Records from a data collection
((

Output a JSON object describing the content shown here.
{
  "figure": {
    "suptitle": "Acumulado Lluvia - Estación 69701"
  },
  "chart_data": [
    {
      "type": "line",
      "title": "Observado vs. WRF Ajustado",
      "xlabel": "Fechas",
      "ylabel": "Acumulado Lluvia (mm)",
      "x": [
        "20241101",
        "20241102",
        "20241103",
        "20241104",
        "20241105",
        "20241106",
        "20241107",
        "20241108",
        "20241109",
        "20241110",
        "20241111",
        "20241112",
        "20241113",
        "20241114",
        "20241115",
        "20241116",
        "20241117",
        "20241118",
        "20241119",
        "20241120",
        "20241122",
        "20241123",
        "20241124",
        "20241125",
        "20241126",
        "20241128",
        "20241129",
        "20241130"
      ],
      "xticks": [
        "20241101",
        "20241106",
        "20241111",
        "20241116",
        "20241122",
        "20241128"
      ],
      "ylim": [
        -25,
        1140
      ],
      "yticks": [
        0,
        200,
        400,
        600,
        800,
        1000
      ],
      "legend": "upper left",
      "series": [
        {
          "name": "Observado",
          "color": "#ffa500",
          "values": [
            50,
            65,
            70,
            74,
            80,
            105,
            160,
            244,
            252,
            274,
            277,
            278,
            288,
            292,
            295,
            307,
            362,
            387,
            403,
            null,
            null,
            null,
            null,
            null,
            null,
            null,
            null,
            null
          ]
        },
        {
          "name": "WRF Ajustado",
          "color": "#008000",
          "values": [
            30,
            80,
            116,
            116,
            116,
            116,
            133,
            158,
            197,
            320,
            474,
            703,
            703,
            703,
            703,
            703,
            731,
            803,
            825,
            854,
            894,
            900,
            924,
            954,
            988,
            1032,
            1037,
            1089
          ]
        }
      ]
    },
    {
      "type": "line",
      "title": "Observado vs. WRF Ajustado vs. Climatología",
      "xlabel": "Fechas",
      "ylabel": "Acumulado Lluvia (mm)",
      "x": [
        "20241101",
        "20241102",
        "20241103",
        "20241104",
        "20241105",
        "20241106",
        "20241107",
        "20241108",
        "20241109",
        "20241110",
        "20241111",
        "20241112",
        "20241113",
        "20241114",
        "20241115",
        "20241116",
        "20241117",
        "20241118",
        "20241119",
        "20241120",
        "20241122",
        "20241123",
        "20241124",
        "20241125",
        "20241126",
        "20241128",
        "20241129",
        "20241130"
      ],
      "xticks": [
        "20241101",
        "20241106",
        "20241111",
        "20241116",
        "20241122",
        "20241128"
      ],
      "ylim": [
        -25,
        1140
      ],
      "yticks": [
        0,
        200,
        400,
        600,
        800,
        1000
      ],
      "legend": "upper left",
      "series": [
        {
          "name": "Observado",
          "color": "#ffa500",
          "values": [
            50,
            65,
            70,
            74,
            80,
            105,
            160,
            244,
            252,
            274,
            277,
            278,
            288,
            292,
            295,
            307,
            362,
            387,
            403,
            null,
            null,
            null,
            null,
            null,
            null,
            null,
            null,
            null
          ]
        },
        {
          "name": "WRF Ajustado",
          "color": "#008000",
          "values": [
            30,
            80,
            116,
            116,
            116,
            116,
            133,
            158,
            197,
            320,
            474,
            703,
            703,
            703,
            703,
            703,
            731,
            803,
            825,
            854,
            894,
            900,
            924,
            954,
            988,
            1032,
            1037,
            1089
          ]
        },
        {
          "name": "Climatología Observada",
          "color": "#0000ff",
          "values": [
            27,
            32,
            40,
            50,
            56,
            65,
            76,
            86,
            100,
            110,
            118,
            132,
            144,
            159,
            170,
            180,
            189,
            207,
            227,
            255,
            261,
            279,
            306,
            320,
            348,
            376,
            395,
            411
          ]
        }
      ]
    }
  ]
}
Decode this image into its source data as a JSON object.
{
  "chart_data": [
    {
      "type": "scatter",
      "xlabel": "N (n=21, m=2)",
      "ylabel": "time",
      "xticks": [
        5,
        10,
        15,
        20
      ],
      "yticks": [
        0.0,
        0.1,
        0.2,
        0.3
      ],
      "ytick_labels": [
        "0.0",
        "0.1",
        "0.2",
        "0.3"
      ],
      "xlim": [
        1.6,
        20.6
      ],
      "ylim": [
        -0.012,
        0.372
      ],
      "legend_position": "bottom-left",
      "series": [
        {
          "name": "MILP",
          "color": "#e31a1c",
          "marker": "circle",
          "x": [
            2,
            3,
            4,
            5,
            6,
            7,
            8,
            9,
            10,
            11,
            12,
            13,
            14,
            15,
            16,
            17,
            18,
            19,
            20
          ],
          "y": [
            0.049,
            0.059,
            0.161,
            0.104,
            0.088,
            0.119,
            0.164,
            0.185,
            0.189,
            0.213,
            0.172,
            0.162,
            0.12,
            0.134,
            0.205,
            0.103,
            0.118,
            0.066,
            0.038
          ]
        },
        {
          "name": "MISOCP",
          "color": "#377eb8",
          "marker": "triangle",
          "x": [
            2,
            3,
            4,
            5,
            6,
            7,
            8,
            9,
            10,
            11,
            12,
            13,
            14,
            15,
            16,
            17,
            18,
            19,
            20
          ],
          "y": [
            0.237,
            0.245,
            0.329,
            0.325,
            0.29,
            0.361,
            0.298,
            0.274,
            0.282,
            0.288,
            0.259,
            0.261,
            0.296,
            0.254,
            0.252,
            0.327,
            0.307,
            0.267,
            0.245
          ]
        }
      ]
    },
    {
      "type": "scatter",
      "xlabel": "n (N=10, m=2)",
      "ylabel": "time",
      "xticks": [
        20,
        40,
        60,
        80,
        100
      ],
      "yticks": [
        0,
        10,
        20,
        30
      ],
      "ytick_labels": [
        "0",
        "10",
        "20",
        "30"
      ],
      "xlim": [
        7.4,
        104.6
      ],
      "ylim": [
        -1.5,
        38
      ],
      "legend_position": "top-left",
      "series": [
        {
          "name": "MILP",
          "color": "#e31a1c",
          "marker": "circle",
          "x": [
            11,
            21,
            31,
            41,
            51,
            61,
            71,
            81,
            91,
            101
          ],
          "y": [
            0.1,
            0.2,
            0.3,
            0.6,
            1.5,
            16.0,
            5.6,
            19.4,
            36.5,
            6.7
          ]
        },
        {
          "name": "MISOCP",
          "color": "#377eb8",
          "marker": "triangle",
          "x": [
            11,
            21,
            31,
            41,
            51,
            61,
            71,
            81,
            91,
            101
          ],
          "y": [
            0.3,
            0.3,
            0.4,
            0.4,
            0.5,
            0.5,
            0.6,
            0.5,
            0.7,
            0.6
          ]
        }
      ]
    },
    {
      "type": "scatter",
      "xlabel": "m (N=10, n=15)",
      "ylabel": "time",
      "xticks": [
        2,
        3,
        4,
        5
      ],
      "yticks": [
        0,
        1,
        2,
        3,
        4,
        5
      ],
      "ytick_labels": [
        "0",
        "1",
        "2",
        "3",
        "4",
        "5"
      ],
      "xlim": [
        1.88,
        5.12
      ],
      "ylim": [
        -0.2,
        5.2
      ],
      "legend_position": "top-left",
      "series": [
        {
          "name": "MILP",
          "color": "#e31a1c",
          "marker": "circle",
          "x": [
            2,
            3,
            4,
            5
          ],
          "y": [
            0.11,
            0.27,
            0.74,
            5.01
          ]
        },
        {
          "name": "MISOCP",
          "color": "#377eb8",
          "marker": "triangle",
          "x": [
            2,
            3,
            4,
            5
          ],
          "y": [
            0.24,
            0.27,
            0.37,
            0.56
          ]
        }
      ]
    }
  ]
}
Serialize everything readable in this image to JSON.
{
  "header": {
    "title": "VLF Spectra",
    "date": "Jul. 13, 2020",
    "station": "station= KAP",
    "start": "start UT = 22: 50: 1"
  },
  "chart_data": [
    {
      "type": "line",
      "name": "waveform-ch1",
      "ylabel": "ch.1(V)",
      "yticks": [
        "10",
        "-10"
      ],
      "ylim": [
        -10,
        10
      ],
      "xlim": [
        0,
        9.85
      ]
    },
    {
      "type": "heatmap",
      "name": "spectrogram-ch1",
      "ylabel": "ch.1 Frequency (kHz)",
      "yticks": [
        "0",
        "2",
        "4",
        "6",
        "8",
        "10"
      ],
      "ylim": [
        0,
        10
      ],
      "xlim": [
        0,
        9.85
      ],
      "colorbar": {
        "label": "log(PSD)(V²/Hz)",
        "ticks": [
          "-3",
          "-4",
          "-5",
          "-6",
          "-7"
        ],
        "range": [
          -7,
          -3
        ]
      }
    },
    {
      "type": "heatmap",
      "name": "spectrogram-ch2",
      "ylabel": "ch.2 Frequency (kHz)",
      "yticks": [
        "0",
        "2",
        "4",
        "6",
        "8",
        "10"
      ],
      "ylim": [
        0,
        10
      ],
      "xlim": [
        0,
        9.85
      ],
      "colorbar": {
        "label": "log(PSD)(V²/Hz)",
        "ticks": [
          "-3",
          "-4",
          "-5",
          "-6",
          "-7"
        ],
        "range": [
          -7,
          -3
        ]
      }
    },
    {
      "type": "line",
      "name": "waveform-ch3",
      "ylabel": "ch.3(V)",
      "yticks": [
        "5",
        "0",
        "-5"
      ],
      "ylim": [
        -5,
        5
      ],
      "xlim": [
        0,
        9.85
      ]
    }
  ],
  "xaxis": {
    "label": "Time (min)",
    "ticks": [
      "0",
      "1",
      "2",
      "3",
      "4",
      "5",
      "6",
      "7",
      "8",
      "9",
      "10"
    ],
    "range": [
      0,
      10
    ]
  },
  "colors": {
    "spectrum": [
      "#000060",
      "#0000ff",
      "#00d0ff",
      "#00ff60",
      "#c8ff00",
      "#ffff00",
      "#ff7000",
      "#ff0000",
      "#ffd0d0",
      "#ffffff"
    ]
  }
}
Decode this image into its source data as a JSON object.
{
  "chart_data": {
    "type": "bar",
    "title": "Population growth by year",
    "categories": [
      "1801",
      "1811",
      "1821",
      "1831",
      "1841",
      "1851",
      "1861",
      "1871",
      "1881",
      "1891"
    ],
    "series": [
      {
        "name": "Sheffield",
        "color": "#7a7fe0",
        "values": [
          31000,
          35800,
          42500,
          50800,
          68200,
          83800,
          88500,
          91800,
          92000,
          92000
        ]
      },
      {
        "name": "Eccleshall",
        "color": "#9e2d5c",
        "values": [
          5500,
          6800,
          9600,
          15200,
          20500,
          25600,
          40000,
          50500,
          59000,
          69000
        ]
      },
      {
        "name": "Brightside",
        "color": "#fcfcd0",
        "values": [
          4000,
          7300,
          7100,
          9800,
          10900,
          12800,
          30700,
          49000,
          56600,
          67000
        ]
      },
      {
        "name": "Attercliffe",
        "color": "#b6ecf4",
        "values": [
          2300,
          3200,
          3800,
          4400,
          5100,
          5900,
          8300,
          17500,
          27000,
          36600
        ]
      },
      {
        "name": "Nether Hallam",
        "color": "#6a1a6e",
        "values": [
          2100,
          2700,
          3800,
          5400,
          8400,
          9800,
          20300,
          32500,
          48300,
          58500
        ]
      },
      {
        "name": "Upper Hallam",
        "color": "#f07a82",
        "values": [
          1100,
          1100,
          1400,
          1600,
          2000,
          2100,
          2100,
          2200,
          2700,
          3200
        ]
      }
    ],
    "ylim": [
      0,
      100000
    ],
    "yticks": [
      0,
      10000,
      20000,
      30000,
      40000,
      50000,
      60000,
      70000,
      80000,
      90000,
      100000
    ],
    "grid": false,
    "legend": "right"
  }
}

))

WHAT YOU SHOULD DO - Pick out, from the lines above, every one that contains the string "Hallam".

WORKED ANSWER -
        "name": "Nether Hallam",
        "name": "Upper Hallam",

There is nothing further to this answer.